Chart and figure data
• • • • •

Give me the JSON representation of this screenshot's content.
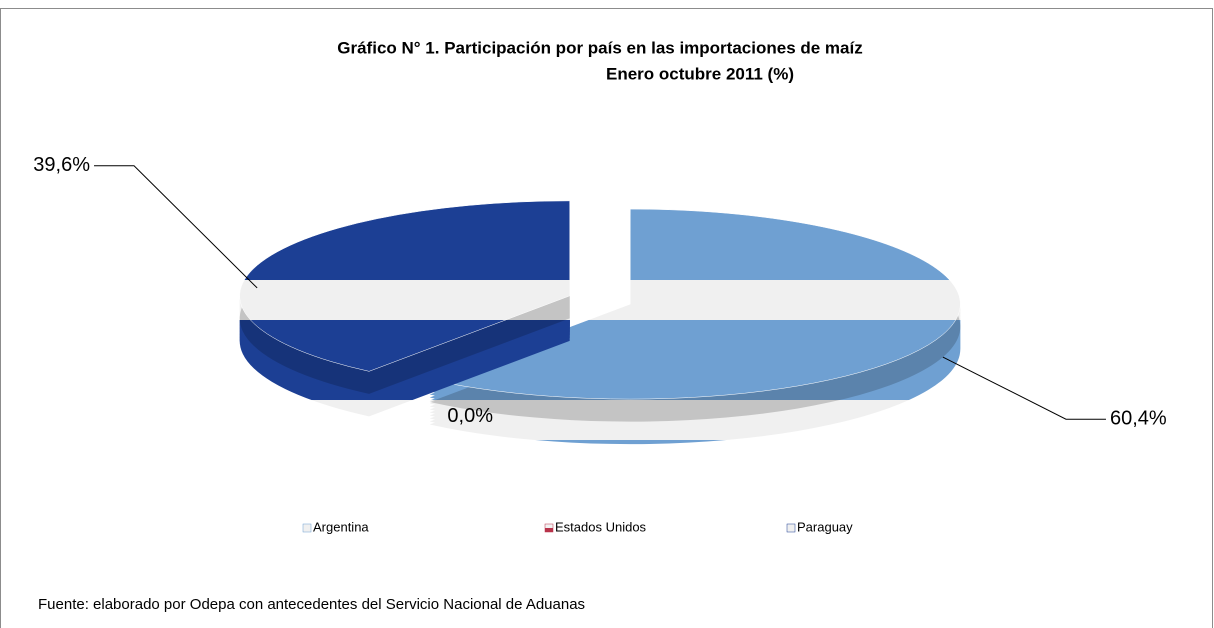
{
  "chart_data": {
    "type": "pie",
    "title": "Gráfico N° 1. Participación por país en las importaciones de maíz",
    "subtitle": "Enero octubre  2011  (%)",
    "categories": [
      "Argentina",
      "Estados Unidos",
      "Paraguay"
    ],
    "values": [
      60.4,
      0.0,
      39.6
    ],
    "value_labels": [
      "60,4%",
      "0,0%",
      "39,6%"
    ],
    "colors": [
      "#6fa0d2",
      "#b8334a",
      "#1c3f94"
    ],
    "legend": "bottom",
    "source": "Fuente: elaborado por Odepa con antecedentes del Servicio Nacional de Aduanas"
  }
}
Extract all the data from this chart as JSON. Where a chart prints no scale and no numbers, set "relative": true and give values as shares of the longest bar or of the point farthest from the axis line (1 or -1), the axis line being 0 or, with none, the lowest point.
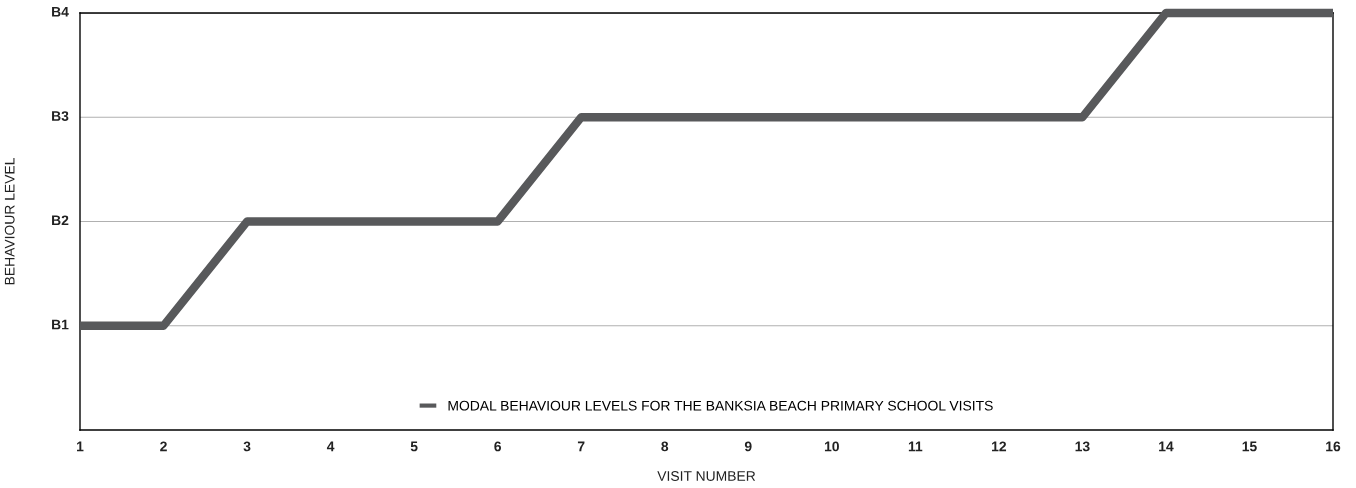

• • • • •

What needs to be done: What you return should match the records above word for word, minus the pictures.

Answer in full:
Give me the JSON representation of this screenshot's content.
{
  "chart_data": {
    "type": "pie",
    "title": "Gráfico N° 1. Participación por país en las importaciones de maíz",
    "subtitle": "Enero octubre  2011  (%)",
    "categories": [
      "Argentina",
      "Estados Unidos",
      "Paraguay"
    ],
    "values": [
      60.4,
      0.0,
      39.6
    ],
    "value_labels": [
      "60,4%",
      "0,0%",
      "39,6%"
    ],
    "colors": [
      "#6fa0d2",
      "#b8334a",
      "#1c3f94"
    ],
    "legend": "bottom",
    "source": "Fuente: elaborado por Odepa con antecedentes del Servicio Nacional de Aduanas"
  }
}
Extract all the data from this chart as JSON. Where a chart prints no scale and no numbers, set "relative": true and give values as shares of the longest bar or of the point farthest from the axis line (1 or -1), the axis line being 0 or, with none, the lowest point.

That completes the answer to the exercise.